■ **Records supplied**:

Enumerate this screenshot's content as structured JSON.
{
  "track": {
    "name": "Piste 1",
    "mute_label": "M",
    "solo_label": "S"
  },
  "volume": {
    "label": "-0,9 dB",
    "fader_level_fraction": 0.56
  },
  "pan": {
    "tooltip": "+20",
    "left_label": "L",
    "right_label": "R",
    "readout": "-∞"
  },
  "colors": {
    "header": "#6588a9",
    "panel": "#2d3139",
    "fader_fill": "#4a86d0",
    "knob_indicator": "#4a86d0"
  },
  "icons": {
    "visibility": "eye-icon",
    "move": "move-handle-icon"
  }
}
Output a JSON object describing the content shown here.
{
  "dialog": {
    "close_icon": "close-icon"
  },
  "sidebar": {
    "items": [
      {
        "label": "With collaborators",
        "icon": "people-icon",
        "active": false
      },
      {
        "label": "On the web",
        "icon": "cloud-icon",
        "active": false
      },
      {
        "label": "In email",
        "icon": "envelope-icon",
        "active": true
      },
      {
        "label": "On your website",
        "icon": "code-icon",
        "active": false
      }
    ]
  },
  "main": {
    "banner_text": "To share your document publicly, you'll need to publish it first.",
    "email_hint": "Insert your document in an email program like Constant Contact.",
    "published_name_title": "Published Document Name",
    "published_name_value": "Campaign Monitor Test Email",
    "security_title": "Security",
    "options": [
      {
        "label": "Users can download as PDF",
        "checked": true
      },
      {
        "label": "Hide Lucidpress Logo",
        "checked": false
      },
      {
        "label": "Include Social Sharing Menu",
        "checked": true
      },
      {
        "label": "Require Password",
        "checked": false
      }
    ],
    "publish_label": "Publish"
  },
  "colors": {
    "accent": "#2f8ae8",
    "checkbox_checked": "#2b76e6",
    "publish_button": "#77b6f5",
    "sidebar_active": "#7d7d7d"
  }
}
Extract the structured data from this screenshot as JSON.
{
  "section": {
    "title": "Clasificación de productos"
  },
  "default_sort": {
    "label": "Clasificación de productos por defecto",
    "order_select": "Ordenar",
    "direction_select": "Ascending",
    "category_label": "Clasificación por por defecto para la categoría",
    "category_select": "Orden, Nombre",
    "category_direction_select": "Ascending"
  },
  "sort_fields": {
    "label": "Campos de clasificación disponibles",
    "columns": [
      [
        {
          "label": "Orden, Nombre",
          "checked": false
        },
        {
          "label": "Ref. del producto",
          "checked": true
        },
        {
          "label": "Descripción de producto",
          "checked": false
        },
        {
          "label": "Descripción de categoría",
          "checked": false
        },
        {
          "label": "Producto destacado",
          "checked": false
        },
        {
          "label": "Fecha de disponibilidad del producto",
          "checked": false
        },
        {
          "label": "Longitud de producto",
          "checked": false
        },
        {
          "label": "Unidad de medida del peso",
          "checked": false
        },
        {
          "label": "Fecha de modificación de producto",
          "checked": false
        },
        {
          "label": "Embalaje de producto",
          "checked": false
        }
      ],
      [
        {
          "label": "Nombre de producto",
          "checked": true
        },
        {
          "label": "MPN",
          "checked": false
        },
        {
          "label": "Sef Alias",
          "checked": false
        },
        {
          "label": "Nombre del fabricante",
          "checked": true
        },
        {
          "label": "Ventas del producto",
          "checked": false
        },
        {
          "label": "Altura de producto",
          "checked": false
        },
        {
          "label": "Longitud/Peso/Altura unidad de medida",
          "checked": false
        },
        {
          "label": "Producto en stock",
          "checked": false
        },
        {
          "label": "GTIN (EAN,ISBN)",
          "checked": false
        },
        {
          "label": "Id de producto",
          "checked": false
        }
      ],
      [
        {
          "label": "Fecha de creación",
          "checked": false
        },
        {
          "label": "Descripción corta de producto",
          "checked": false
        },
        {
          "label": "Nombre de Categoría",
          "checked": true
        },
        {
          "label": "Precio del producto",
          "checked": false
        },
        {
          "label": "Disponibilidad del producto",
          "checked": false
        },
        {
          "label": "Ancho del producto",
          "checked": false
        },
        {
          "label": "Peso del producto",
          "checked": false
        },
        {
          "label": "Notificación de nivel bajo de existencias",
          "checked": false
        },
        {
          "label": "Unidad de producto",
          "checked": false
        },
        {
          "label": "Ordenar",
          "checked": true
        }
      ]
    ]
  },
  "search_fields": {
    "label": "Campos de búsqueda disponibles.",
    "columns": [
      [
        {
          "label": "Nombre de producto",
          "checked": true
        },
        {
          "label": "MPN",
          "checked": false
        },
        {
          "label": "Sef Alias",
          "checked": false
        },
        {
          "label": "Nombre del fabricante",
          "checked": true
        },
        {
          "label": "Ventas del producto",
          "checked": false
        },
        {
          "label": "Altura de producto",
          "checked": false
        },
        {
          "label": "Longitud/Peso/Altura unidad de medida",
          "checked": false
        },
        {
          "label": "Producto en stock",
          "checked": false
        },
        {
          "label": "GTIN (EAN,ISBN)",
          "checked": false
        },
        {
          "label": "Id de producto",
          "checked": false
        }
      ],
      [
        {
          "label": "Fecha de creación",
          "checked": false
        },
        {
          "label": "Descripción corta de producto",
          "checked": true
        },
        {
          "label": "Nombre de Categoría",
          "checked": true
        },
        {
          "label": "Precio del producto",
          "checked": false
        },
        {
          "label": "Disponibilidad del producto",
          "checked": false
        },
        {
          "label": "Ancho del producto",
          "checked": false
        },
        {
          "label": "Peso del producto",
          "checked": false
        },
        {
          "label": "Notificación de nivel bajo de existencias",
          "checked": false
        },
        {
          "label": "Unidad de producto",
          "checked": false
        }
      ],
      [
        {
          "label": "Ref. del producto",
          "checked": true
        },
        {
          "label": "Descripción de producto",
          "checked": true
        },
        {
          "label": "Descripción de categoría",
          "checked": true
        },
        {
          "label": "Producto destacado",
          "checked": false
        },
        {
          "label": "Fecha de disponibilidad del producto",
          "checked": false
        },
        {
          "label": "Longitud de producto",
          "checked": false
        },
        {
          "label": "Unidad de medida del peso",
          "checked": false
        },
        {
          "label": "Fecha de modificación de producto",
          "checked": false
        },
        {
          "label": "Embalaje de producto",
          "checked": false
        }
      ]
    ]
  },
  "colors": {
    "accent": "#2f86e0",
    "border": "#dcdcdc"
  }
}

■ **Exercise objective**: Every line above that contains the word "structured" should be reported.

■ **Finished exercise**:
Enumerate this screenshot's content as structured JSON.
Extract the structured data from this screenshot as JSON.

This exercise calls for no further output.